**Extracted data entries:**
☆ ☆ ☆ ☆

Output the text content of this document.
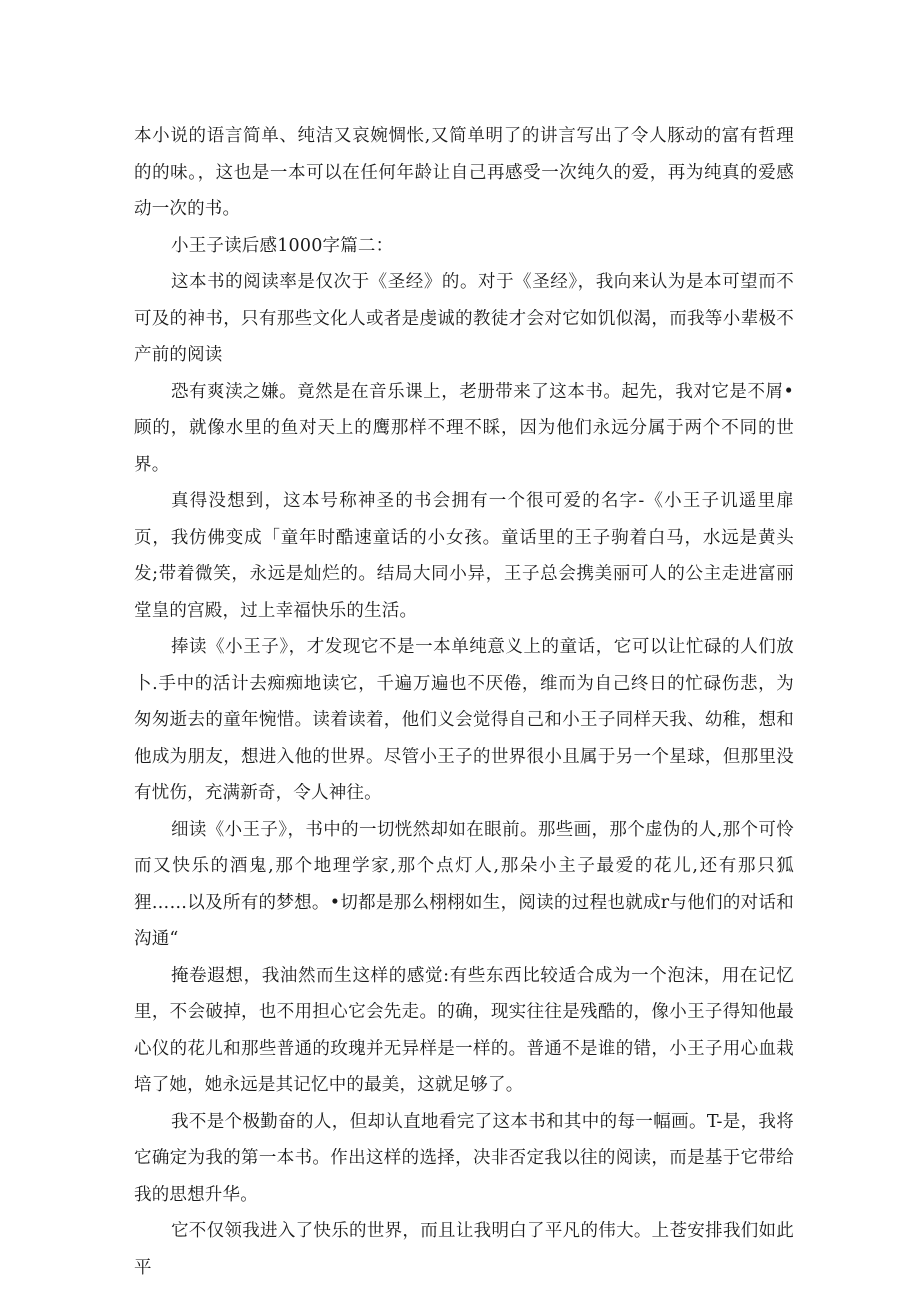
本小说的语言简单、纯洁又哀婉惆怅,又简单明了的讲言写出了令人豚动的富有哲理的的味。，这也是一本可以在任何年龄让自己再感受一次纯久的爱，再为纯真的爱感动一次的书。

小王子读后感1000字篇二：

这本书的阅读率是仅次于《圣经》的。对于《圣经》，我向来认为是本可望而不可及的神书，只有那些文化人或者是虔诚的教徒才会对它如饥似渴，而我等小辈极不产前的阅读

恐有爽渎之嫌。竟然是在音乐课上，老册带来了这本书。起先，我对它是不屑•顾的，就像水里的鱼对天上的鹰那样不理不睬，因为他们永远分属于两个不同的世界。

真得没想到，这本号称神圣的书会拥有一个很可爱的名字-《小王子讥遥里扉页，我仿佛变成「童年时酷速童话的小女孩。童话里的王子驹着白马，水远是黄头发;带着微笑，永远是灿烂的。结局大同小异，王子总会携美丽可人的公主走进富丽堂皇的宫殿，过上幸福快乐的生活。

捧读《小王子》，才发现它不是一本单纯意义上的童话，它可以让忙碌的人们放卜.手中的活计去痴痴地读它，千遍万遍也不厌倦，维而为自己终日的忙碌伤悲，为匆匆逝去的童年惋惜。读着读着，他们义会觉得自己和小王子同样天我、幼稚，想和他成为朋友，想进入他的世界。尽管小王子的世界很小且属于另一个星球，但那里没有忧伤，充满新奇，令人神往。

细读《小王子》，书中的一切恍然却如在眼前。那些画，那个虚伪的人,那个可怜而又快乐的酒鬼,那个地理学家,那个点灯人,那朵小主子最爱的花儿,还有那只狐狸……以及所有的梦想。•切都是那么栩栩如生，阅读的过程也就成r与他们的对话和沟通“

掩卷遐想，我油然而生这样的感觉:有些东西比较适合成为一个泡沫，用在记忆里，不会破掉，也不用担心它会先走。的确，现实往往是残酷的，像小王子得知他最心仪的花儿和那些普通的玫瑰并无异样是一样的。普通不是谁的错，小王子用心血栽培了她，她永远是其记忆中的最美，这就足够了。

我不是个极勤奋的人，但却认直地看完了这本书和其中的每一幅画。T-是，我将它确定为我的第一本书。作出这样的选择，决非否定我以往的阅读，而是基于它带给我的思想升华。

它不仅领我进入了快乐的世界，而且让我明白了平凡的伟大。上苍安排我们如此平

☆ ☆ ☆ ☆

**THE TASK:** Make an exact reproduction of the listing above, without any pictures.

**FULL RESPONSE:**
Output the text content of this document.
本小说的语言简单、纯洁又哀婉惆怅,又简单明了的讲言写出了令人豚动的富有哲理的的味。，这也是一本可以在任何年龄让自己再感受一次纯久的爱，再为纯真的爱感动一次的书。

小王子读后感1000字篇二：

这本书的阅读率是仅次于《圣经》的。对于《圣经》，我向来认为是本可望而不可及的神书，只有那些文化人或者是虔诚的教徒才会对它如饥似渴，而我等小辈极不产前的阅读

恐有爽渎之嫌。竟然是在音乐课上，老册带来了这本书。起先，我对它是不屑•顾的，就像水里的鱼对天上的鹰那样不理不睬，因为他们永远分属于两个不同的世界。

真得没想到，这本号称神圣的书会拥有一个很可爱的名字-《小王子讥遥里扉页，我仿佛变成「童年时酷速童话的小女孩。童话里的王子驹着白马，水远是黄头发;带着微笑，永远是灿烂的。结局大同小异，王子总会携美丽可人的公主走进富丽堂皇的宫殿，过上幸福快乐的生活。

捧读《小王子》，才发现它不是一本单纯意义上的童话，它可以让忙碌的人们放卜.手中的活计去痴痴地读它，千遍万遍也不厌倦，维而为自己终日的忙碌伤悲，为匆匆逝去的童年惋惜。读着读着，他们义会觉得自己和小王子同样天我、幼稚，想和他成为朋友，想进入他的世界。尽管小王子的世界很小且属于另一个星球，但那里没有忧伤，充满新奇，令人神往。

细读《小王子》，书中的一切恍然却如在眼前。那些画，那个虚伪的人,那个可怜而又快乐的酒鬼,那个地理学家,那个点灯人,那朵小主子最爱的花儿,还有那只狐狸……以及所有的梦想。•切都是那么栩栩如生，阅读的过程也就成r与他们的对话和沟通“

掩卷遐想，我油然而生这样的感觉:有些东西比较适合成为一个泡沫，用在记忆里，不会破掉，也不用担心它会先走。的确，现实往往是残酷的，像小王子得知他最心仪的花儿和那些普通的玫瑰并无异样是一样的。普通不是谁的错，小王子用心血栽培了她，她永远是其记忆中的最美，这就足够了。

我不是个极勤奋的人，但却认直地看完了这本书和其中的每一幅画。T-是，我将它确定为我的第一本书。作出这样的选择，决非否定我以往的阅读，而是基于它带给我的思想升华。

它不仅领我进入了快乐的世界，而且让我明白了平凡的伟大。上苍安排我们如此平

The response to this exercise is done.